## Aim of the task
Look below. Copy each line that has "Give" in it.

======== Record list

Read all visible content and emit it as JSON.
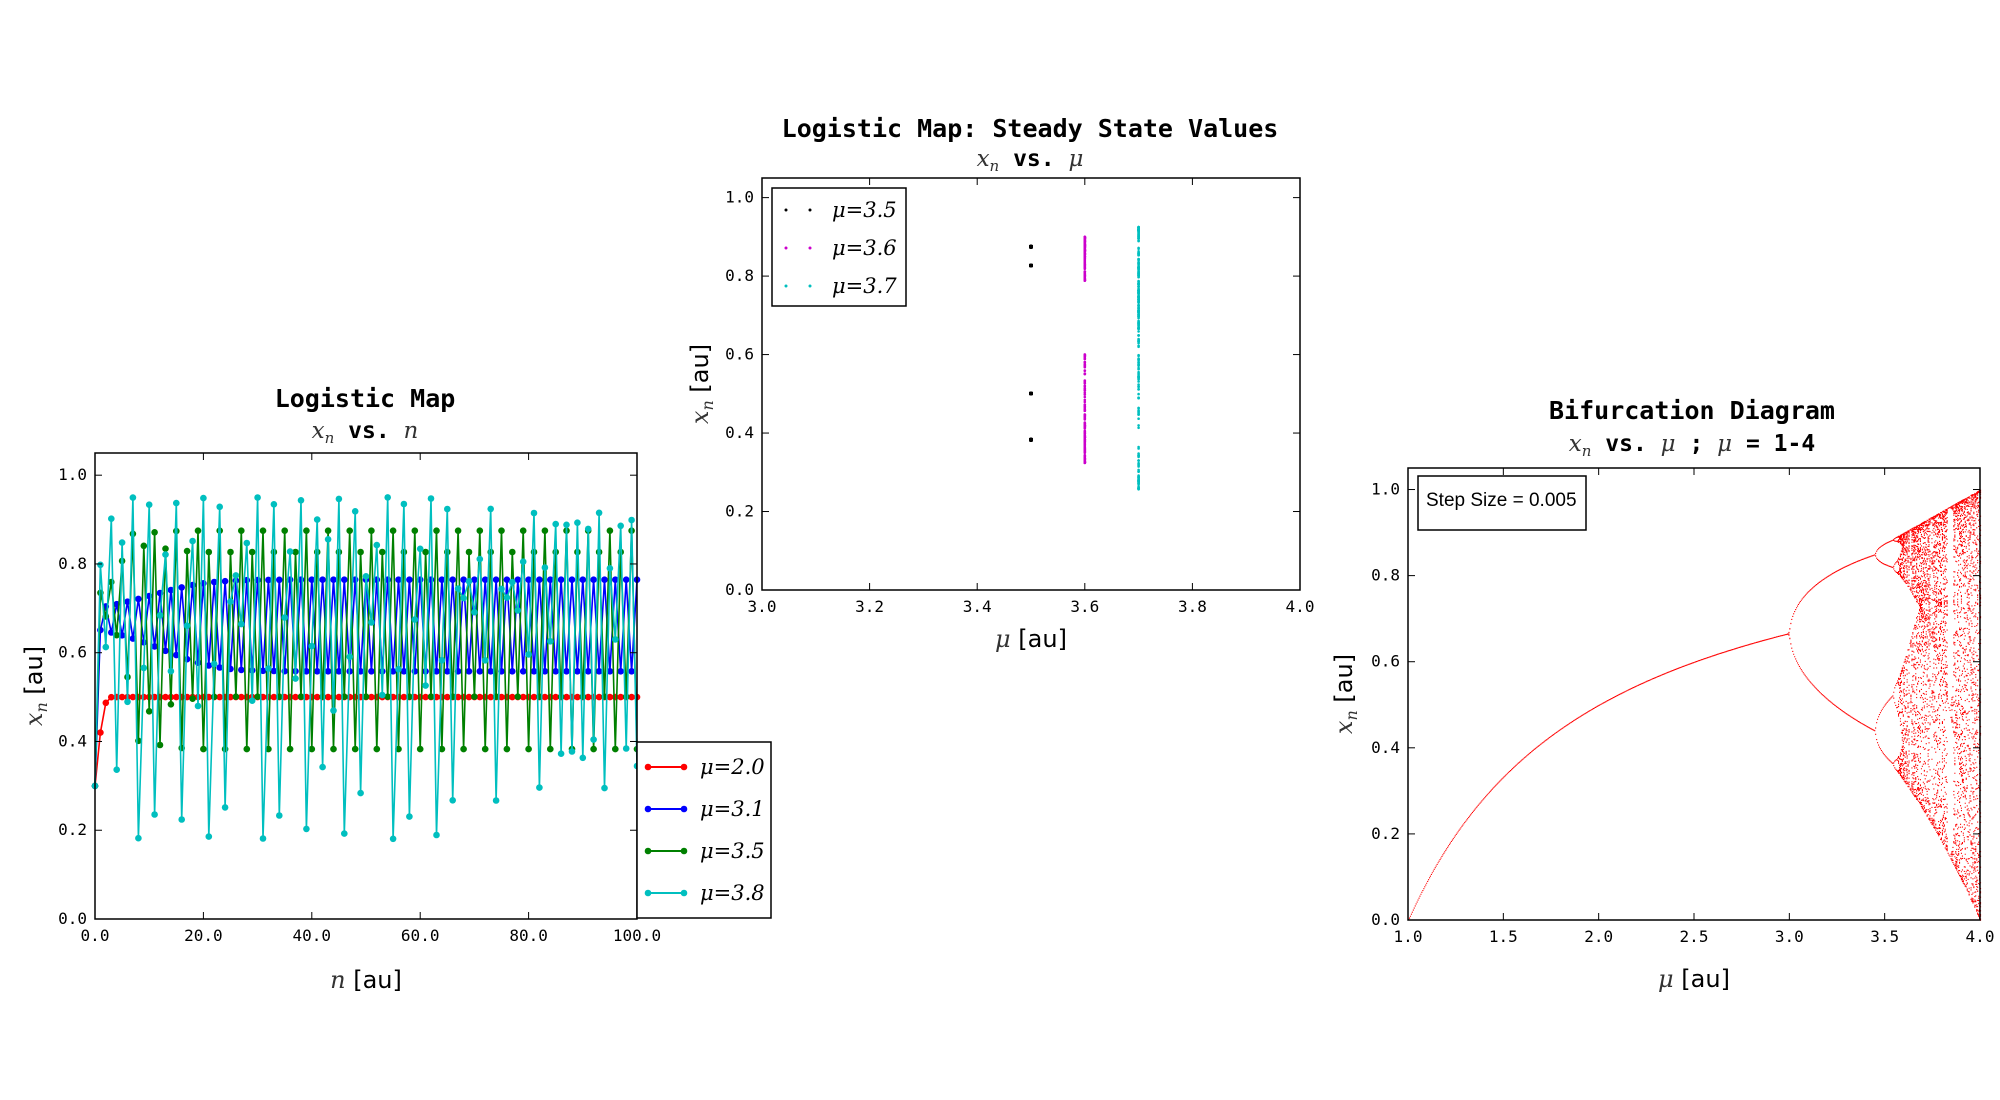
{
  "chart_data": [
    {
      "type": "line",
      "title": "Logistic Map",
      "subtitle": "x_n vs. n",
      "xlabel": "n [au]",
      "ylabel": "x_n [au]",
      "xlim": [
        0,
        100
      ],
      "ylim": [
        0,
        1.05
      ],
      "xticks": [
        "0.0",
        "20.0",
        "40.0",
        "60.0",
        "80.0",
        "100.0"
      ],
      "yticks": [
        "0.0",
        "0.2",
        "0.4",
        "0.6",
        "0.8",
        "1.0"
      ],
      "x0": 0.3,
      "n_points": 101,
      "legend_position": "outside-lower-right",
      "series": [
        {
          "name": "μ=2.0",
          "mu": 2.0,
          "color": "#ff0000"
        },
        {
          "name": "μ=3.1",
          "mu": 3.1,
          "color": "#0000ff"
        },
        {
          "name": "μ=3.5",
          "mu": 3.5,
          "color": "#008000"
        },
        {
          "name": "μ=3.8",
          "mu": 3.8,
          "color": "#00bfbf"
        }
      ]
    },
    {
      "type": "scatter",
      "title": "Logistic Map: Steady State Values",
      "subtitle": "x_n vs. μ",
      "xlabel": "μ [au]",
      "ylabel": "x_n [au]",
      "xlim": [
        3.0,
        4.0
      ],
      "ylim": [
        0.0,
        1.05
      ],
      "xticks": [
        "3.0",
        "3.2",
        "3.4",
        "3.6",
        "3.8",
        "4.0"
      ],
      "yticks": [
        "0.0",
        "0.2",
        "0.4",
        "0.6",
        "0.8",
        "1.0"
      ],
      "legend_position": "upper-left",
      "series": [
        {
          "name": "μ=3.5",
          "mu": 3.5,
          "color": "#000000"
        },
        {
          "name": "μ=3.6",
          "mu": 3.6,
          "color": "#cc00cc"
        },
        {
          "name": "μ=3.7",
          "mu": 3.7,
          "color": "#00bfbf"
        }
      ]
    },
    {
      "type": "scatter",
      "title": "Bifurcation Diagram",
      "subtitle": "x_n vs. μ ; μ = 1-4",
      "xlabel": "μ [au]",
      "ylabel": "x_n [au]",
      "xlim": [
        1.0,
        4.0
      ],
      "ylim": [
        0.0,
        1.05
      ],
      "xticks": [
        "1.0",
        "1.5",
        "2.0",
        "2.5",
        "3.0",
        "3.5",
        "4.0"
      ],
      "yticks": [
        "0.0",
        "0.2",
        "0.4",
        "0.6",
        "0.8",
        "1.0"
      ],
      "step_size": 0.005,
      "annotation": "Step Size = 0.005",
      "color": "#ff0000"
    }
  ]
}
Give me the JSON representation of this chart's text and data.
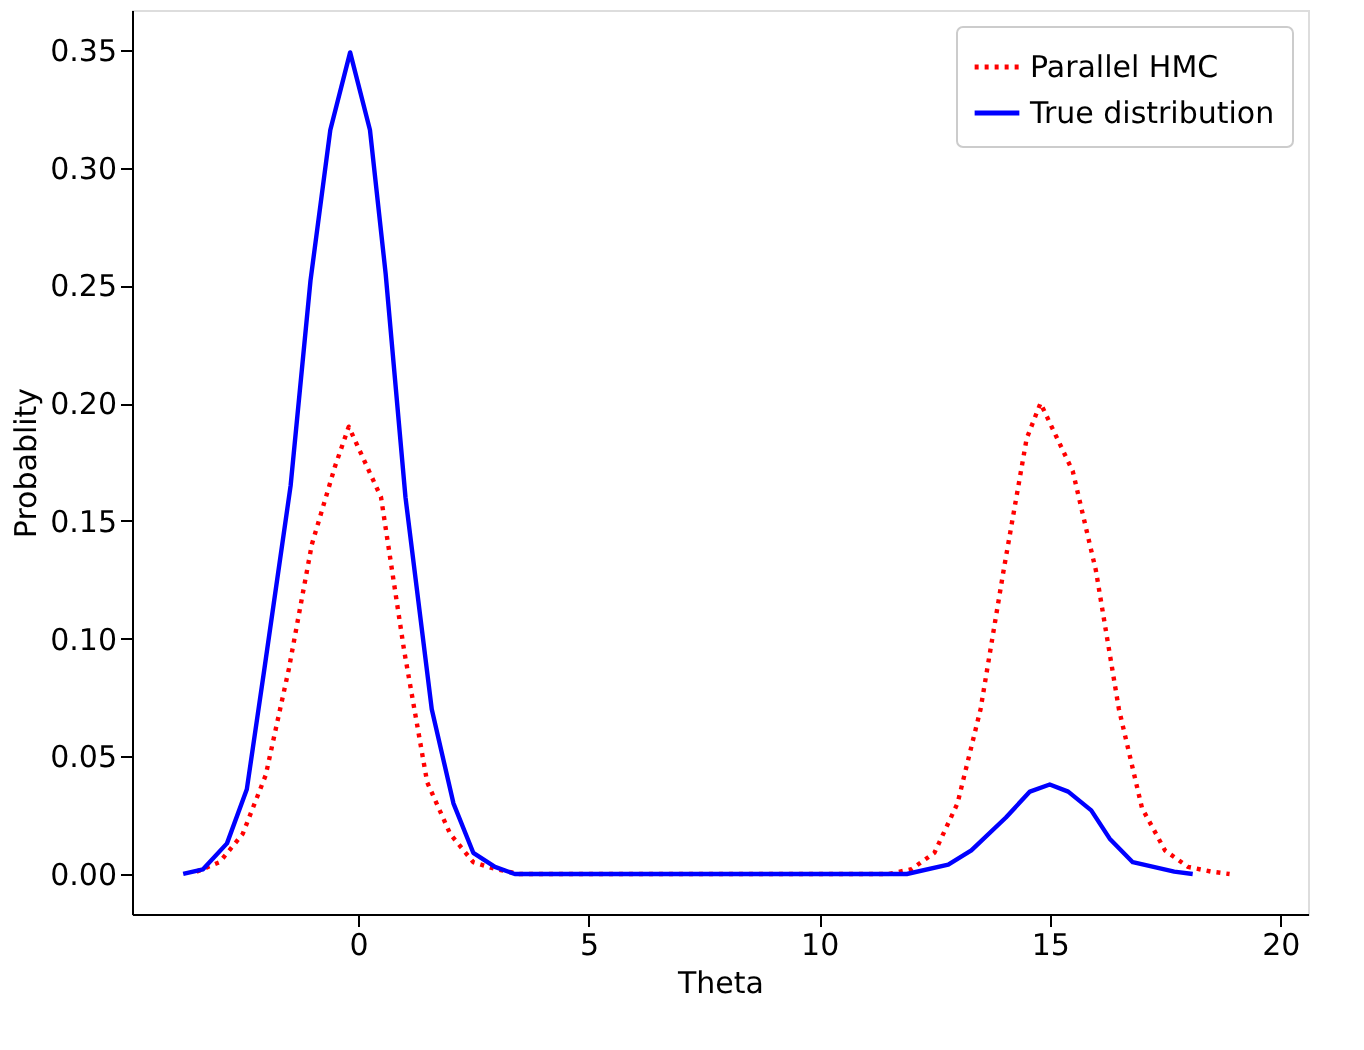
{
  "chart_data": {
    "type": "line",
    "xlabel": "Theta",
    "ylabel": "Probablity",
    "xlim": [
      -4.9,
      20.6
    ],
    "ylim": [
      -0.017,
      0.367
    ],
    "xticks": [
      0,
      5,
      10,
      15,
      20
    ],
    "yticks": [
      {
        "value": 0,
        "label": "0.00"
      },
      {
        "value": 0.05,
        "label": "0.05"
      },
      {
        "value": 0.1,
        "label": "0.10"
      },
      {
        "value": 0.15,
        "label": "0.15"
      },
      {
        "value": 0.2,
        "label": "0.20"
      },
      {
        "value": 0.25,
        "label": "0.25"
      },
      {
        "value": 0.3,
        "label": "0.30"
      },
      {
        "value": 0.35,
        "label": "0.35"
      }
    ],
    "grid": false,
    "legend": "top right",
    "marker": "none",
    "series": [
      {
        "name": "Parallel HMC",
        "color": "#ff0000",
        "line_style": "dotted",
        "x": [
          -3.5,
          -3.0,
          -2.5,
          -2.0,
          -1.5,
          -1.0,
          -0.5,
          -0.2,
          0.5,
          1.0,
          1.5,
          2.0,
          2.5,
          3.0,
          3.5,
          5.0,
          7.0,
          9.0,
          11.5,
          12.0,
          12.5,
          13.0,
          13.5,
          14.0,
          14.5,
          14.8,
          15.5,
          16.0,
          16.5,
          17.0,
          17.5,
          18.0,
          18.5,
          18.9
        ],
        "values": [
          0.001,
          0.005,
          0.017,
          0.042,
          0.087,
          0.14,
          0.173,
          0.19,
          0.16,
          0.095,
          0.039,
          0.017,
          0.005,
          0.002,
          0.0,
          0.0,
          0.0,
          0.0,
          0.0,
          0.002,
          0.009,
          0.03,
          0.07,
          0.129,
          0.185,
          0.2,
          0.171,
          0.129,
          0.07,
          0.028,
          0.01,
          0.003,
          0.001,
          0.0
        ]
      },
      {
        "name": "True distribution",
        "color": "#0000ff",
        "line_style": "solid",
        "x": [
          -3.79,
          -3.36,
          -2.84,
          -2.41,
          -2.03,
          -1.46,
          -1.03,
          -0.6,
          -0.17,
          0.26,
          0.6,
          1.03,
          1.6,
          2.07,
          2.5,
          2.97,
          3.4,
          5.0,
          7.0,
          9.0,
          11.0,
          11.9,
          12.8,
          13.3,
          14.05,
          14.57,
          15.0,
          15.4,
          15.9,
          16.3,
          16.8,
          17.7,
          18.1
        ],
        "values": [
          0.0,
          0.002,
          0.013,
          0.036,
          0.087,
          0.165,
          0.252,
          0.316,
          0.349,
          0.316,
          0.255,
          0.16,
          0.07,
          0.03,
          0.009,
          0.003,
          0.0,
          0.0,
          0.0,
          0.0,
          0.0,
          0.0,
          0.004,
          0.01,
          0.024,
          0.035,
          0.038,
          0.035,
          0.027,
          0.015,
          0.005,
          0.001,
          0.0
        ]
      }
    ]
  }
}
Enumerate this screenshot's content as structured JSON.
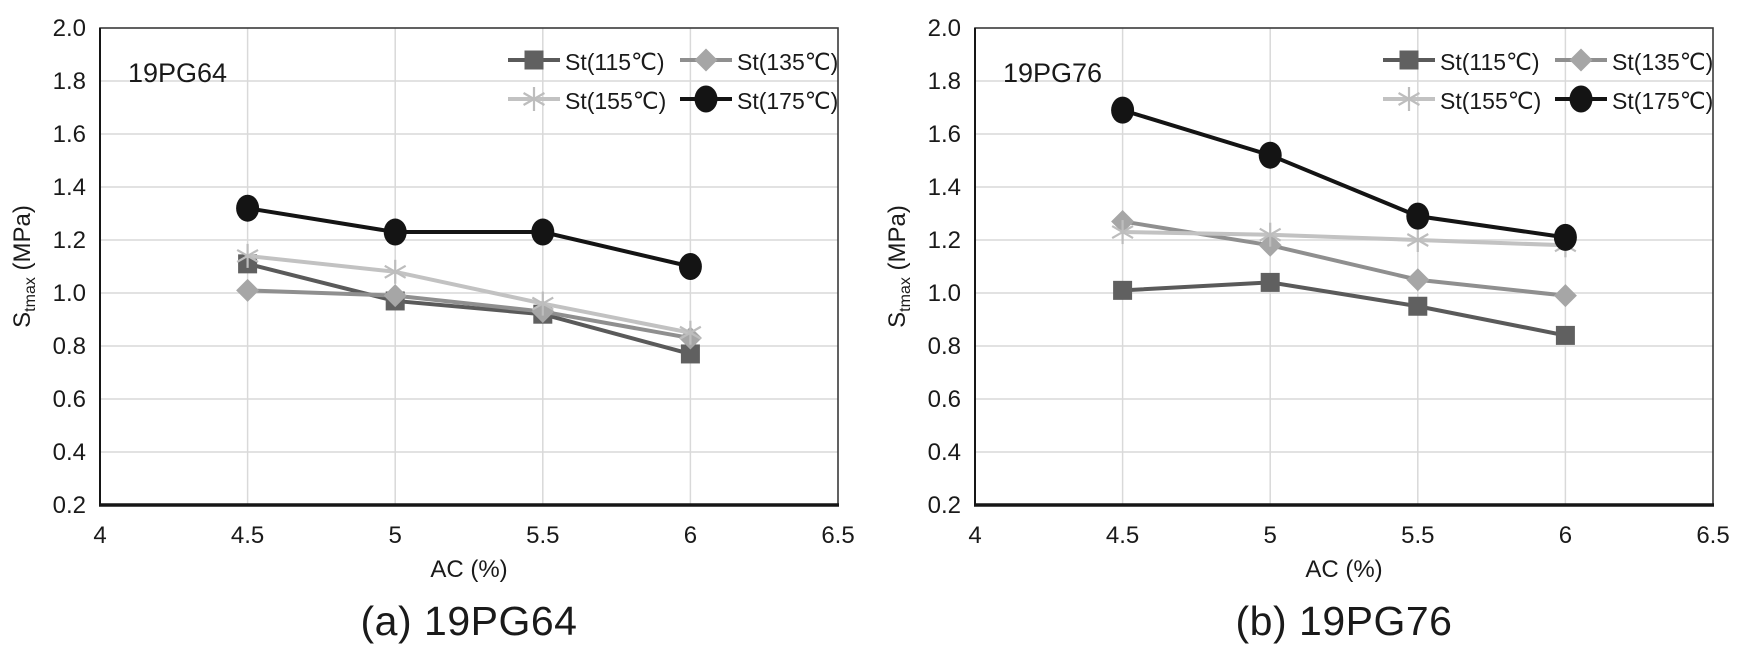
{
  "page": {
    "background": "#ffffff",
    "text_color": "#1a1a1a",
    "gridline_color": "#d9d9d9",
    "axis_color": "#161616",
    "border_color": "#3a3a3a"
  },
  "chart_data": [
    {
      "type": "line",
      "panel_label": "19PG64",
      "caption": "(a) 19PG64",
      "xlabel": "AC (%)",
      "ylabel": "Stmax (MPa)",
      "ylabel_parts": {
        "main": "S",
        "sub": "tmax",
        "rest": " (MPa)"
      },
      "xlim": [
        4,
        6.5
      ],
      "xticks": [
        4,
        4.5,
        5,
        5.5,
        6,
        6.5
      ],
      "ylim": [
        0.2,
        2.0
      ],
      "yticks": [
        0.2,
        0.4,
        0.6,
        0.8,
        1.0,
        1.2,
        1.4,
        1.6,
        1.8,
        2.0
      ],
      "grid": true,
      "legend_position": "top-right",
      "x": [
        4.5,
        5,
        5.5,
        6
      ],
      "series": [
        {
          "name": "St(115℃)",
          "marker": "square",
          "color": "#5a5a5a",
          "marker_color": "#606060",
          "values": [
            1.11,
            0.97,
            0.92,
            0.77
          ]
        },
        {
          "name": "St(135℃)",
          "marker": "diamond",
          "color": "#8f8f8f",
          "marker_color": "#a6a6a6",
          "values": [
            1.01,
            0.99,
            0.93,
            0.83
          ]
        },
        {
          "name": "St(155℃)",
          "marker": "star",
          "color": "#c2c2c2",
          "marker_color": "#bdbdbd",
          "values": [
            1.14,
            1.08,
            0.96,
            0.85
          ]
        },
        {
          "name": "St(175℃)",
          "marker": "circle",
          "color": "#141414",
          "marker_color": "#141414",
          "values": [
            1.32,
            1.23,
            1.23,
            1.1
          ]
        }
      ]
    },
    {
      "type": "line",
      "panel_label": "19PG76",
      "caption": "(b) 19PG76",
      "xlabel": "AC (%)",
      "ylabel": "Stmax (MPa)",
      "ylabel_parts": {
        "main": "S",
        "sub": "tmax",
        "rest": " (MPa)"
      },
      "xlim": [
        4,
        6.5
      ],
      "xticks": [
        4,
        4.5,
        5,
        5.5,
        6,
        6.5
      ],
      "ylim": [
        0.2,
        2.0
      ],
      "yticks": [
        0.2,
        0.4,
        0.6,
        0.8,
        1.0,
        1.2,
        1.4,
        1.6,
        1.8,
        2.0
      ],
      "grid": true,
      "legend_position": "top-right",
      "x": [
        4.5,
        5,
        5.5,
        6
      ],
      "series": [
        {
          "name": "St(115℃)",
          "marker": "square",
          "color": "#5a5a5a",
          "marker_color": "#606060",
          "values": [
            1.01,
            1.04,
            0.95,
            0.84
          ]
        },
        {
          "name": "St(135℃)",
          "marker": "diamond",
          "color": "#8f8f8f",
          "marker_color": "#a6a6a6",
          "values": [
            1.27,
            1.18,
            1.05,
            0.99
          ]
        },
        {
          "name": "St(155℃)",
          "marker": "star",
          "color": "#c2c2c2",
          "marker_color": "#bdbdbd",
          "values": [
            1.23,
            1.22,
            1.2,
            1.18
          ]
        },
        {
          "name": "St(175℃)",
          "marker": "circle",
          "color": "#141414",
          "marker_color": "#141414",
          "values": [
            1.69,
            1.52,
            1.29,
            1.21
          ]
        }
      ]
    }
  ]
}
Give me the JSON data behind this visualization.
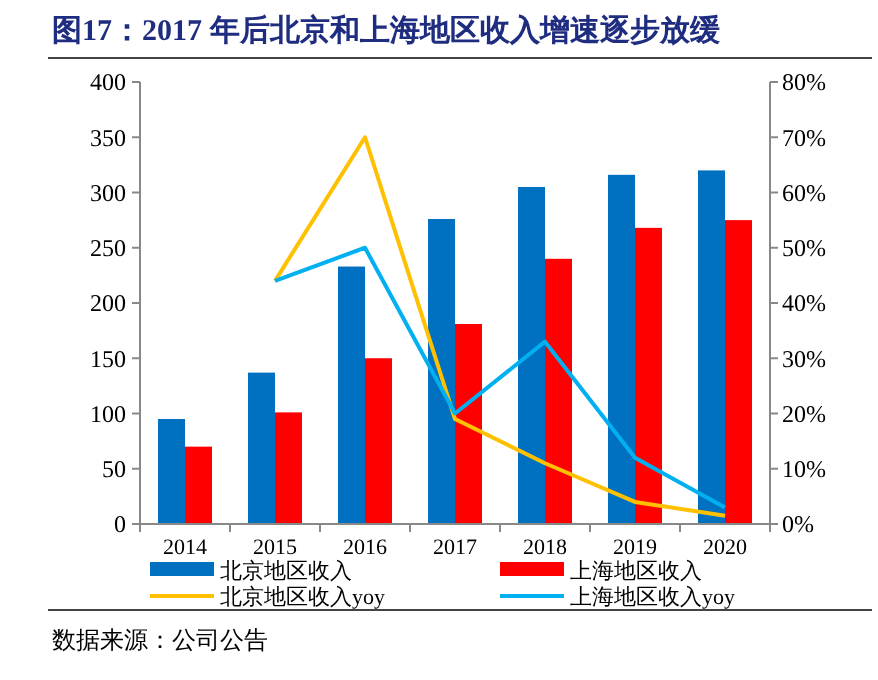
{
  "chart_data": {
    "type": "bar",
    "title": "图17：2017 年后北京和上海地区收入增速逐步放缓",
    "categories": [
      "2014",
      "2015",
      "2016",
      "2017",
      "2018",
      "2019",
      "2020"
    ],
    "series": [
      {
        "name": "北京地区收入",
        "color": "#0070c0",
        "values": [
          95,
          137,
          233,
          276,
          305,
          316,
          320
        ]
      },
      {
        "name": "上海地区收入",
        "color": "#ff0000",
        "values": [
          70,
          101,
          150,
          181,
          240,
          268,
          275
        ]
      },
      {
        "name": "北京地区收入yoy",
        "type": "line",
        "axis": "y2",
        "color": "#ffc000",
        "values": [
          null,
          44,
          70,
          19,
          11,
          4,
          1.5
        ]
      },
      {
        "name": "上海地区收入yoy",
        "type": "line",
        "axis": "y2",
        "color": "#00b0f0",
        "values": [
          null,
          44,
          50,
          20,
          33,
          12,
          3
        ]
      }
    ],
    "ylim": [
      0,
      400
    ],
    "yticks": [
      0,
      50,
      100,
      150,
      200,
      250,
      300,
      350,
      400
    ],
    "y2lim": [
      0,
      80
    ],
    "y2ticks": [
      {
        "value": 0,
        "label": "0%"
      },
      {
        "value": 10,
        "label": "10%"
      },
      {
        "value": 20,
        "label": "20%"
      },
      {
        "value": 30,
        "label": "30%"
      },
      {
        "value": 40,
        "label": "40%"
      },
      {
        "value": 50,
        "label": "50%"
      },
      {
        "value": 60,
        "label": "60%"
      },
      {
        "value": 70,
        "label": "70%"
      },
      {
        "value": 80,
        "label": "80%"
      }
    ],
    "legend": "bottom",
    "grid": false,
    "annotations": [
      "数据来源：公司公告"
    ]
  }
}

================

## Complete answer
Give me the JSON representation of this chart's text and data.
Give me the JSON data behind this visualization.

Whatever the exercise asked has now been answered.